↓

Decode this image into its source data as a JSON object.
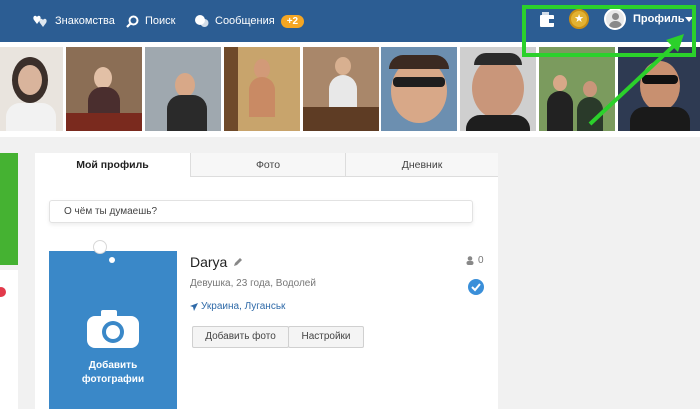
{
  "nav": {
    "dating_label": "Знакомства",
    "search_label": "Поиск",
    "messages_label": "Сообщения",
    "messages_badge": "+2",
    "profile_label": "Профиль"
  },
  "photo_strip": {
    "count": 9
  },
  "tabs": {
    "my_profile": "Мой профиль",
    "photo": "Фото",
    "diary": "Дневник"
  },
  "status": {
    "placeholder": "О чём ты думаешь?"
  },
  "profile": {
    "name": "Darya",
    "details": "Девушка, 23 года, Водолей",
    "location": "Украина, Луганськ",
    "friends_count": "0",
    "add_photo_caption_line1": "Добавить",
    "add_photo_caption_line2": "фотографии",
    "add_photo_button": "Добавить фото",
    "settings_button": "Настройки"
  },
  "colors": {
    "topbar": "#2c5d93",
    "highlight": "#2bd12b",
    "badge": "#f5a623",
    "photo_box": "#3a88c8"
  }
}
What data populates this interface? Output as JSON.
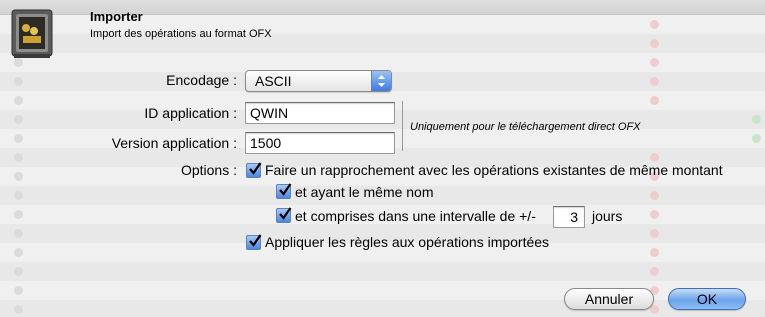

↑

§ **Your task**: Copy the listing word for word, excluding its pictures.

§ **Exercise solution**:
Decode this image into its source data as a JSON object.
{
  "nav": {
    "dating_label": "Знакомства",
    "search_label": "Поиск",
    "messages_label": "Сообщения",
    "messages_badge": "+2",
    "profile_label": "Профиль"
  },
  "photo_strip": {
    "count": 9
  },
  "tabs": {
    "my_profile": "Мой профиль",
    "photo": "Фото",
    "diary": "Дневник"
  },
  "status": {
    "placeholder": "О чём ты думаешь?"
  },
  "profile": {
    "name": "Darya",
    "details": "Девушка, 23 года, Водолей",
    "location": "Украина, Луганськ",
    "friends_count": "0",
    "add_photo_caption_line1": "Добавить",
    "add_photo_caption_line2": "фотографии",
    "add_photo_button": "Добавить фото",
    "settings_button": "Настройки"
  },
  "colors": {
    "topbar": "#2c5d93",
    "highlight": "#2bd12b",
    "badge": "#f5a623",
    "photo_box": "#3a88c8"
  }
}
What data populates this interface? Output as JSON.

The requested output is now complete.